** START RAW RECORDS **
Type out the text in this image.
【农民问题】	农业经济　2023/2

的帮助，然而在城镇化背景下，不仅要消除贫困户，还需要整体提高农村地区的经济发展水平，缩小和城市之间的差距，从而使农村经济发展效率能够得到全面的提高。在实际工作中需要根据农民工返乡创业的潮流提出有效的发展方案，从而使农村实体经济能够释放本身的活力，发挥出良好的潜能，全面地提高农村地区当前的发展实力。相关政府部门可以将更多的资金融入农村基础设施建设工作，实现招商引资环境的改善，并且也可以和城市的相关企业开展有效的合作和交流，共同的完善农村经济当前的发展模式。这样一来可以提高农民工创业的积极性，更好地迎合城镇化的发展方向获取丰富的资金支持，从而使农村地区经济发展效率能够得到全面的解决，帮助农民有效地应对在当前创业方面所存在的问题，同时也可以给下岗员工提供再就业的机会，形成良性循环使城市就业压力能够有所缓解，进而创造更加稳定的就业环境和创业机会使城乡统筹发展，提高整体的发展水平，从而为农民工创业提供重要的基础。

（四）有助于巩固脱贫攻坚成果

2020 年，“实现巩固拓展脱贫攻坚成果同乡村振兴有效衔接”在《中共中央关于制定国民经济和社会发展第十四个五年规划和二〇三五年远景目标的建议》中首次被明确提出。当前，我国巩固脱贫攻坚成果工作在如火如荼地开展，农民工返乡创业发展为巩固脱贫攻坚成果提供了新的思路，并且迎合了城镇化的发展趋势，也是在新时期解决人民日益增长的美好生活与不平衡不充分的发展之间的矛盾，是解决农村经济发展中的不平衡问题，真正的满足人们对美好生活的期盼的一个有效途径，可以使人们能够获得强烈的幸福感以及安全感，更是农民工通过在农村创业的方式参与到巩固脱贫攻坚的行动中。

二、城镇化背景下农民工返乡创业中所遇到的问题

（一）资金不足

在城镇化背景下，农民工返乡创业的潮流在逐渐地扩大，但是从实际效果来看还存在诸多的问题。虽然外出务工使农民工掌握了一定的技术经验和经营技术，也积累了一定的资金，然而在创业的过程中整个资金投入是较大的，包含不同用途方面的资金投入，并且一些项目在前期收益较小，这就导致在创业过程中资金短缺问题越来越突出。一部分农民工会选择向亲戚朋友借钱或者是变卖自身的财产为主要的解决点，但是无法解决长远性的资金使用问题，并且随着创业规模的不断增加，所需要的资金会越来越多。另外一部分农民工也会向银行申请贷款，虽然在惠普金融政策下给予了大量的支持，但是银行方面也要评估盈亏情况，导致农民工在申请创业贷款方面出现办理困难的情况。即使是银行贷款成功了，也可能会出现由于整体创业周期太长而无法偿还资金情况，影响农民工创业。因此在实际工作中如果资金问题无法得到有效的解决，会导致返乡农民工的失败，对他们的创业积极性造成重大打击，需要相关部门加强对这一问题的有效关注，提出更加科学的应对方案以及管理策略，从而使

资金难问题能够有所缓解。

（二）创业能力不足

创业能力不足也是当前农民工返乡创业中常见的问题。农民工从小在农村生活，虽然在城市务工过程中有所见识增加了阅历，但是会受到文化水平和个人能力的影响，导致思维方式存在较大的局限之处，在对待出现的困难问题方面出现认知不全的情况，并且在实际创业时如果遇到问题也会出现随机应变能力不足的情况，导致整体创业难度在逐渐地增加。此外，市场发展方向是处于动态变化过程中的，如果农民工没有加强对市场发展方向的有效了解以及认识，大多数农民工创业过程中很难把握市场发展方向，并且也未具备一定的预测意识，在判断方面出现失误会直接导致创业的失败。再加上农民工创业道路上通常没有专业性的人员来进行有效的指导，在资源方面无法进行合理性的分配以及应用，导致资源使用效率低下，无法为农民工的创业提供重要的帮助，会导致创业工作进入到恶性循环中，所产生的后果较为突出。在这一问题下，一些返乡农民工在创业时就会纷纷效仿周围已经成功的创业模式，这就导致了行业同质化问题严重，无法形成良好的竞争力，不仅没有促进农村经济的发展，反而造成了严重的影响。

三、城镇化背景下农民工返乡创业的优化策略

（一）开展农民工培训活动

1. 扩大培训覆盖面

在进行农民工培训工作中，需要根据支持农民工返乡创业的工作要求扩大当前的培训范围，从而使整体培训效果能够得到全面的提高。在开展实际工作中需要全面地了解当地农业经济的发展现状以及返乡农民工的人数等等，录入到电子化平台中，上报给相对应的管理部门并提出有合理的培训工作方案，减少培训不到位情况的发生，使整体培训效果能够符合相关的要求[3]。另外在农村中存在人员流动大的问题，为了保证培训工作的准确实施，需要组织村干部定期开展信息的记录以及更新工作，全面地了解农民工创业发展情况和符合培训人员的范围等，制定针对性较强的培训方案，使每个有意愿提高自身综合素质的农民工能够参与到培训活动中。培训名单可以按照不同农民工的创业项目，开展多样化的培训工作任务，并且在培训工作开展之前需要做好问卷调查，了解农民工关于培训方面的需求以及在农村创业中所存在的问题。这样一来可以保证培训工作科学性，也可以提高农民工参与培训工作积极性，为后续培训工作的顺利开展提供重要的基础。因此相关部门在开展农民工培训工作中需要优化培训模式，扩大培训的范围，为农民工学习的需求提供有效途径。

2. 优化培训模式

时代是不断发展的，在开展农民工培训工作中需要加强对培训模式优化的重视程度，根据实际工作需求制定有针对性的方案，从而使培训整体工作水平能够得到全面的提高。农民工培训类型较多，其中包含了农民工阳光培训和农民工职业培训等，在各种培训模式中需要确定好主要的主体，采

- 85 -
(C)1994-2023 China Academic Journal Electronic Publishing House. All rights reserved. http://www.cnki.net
** END RAW RECORDS **
Using the entries above, please restate each one word for word.

Type out the text in this image.
【农民问题】	农业经济　2023/2

的帮助，然而在城镇化背景下，不仅要消除贫困户，还需要整体提高农村地区的经济发展水平，缩小和城市之间的差距，从而使农村经济发展效率能够得到全面的提高。在实际工作中需要根据农民工返乡创业的潮流提出有效的发展方案，从而使农村实体经济能够释放本身的活力，发挥出良好的潜能，全面地提高农村地区当前的发展实力。相关政府部门可以将更多的资金融入农村基础设施建设工作，实现招商引资环境的改善，并且也可以和城市的相关企业开展有效的合作和交流，共同的完善农村经济当前的发展模式。这样一来可以提高农民工创业的积极性，更好地迎合城镇化的发展方向获取丰富的资金支持，从而使农村地区经济发展效率能够得到全面的解决，帮助农民有效地应对在当前创业方面所存在的问题，同时也可以给下岗员工提供再就业的机会，形成良性循环使城市就业压力能够有所缓解，进而创造更加稳定的就业环境和创业机会使城乡统筹发展，提高整体的发展水平，从而为农民工创业提供重要的基础。

（四）有助于巩固脱贫攻坚成果

2020 年，“实现巩固拓展脱贫攻坚成果同乡村振兴有效衔接”在《中共中央关于制定国民经济和社会发展第十四个五年规划和二〇三五年远景目标的建议》中首次被明确提出。当前，我国巩固脱贫攻坚成果工作在如火如荼地开展，农民工返乡创业发展为巩固脱贫攻坚成果提供了新的思路，并且迎合了城镇化的发展趋势，也是在新时期解决人民日益增长的美好生活与不平衡不充分的发展之间的矛盾，是解决农村经济发展中的不平衡问题，真正的满足人们对美好生活的期盼的一个有效途径，可以使人们能够获得强烈的幸福感以及安全感，更是农民工通过在农村创业的方式参与到巩固脱贫攻坚的行动中。

二、城镇化背景下农民工返乡创业中所遇到的问题

（一）资金不足

在城镇化背景下，农民工返乡创业的潮流在逐渐地扩大，但是从实际效果来看还存在诸多的问题。虽然外出务工使农民工掌握了一定的技术经验和经营技术，也积累了一定的资金，然而在创业的过程中整个资金投入是较大的，包含不同用途方面的资金投入，并且一些项目在前期收益较小，这就导致在创业过程中资金短缺问题越来越突出。一部分农民工会选择向亲戚朋友借钱或者是变卖自身的财产为主要的解决点，但是无法解决长远性的资金使用问题，并且随着创业规模的不断增加，所需要的资金会越来越多。另外一部分农民工也会向银行申请贷款，虽然在惠普金融政策下给予了大量的支持，但是银行方面也要评估盈亏情况，导致农民工在申请创业贷款方面出现办理困难的情况。即使是银行贷款成功了，也可能会出现由于整体创业周期太长而无法偿还资金情况，影响农民工创业。因此在实际工作中如果资金问题无法得到有效的解决，会导致返乡农民工的失败，对他们的创业积极性造成重大打击，需要相关部门加强对这一问题的有效关注，提出更加科学的应对方案以及管理策略，从而使

资金难问题能够有所缓解。

（二）创业能力不足

创业能力不足也是当前农民工返乡创业中常见的问题。农民工从小在农村生活，虽然在城市务工过程中有所见识增加了阅历，但是会受到文化水平和个人能力的影响，导致思维方式存在较大的局限之处，在对待出现的困难问题方面出现认知不全的情况，并且在实际创业时如果遇到问题也会出现随机应变能力不足的情况，导致整体创业难度在逐渐地增加。此外，市场发展方向是处于动态变化过程中的，如果农民工没有加强对市场发展方向的有效了解以及认识，大多数农民工创业过程中很难把握市场发展方向，并且也未具备一定的预测意识，在判断方面出现失误会直接导致创业的失败。再加上农民工创业道路上通常没有专业性的人员来进行有效的指导，在资源方面无法进行合理性的分配以及应用，导致资源使用效率低下，无法为农民工的创业提供重要的帮助，会导致创业工作进入到恶性循环中，所产生的后果较为突出。在这一问题下，一些返乡农民工在创业时就会纷纷效仿周围已经成功的创业模式，这就导致了行业同质化问题严重，无法形成良好的竞争力，不仅没有促进农村经济的发展，反而造成了严重的影响。

三、城镇化背景下农民工返乡创业的优化策略

（一）开展农民工培训活动

1. 扩大培训覆盖面

在进行农民工培训工作中，需要根据支持农民工返乡创业的工作要求扩大当前的培训范围，从而使整体培训效果能够得到全面的提高。在开展实际工作中需要全面地了解当地农业经济的发展现状以及返乡农民工的人数等等，录入到电子化平台中，上报给相对应的管理部门并提出有合理的培训工作方案，减少培训不到位情况的发生，使整体培训效果能够符合相关的要求[3]。另外在农村中存在人员流动大的问题，为了保证培训工作的准确实施，需要组织村干部定期开展信息的记录以及更新工作，全面地了解农民工创业发展情况和符合培训人员的范围等，制定针对性较强的培训方案，使每个有意愿提高自身综合素质的农民工能够参与到培训活动中。培训名单可以按照不同农民工的创业项目，开展多样化的培训工作任务，并且在培训工作开展之前需要做好问卷调查，了解农民工关于培训方面的需求以及在农村创业中所存在的问题。这样一来可以保证培训工作科学性，也可以提高农民工参与培训工作积极性，为后续培训工作的顺利开展提供重要的基础。因此相关部门在开展农民工培训工作中需要优化培训模式，扩大培训的范围，为农民工学习的需求提供有效途径。

2. 优化培训模式

时代是不断发展的，在开展农民工培训工作中需要加强对培训模式优化的重视程度，根据实际工作需求制定有针对性的方案，从而使培训整体工作水平能够得到全面的提高。农民工培训类型较多，其中包含了农民工阳光培训和农民工职业培训等，在各种培训模式中需要确定好主要的主体，采

- 85 -
(C)1994-2023 China Academic Journal Electronic Publishing House. All rights reserved. http://www.cnki.net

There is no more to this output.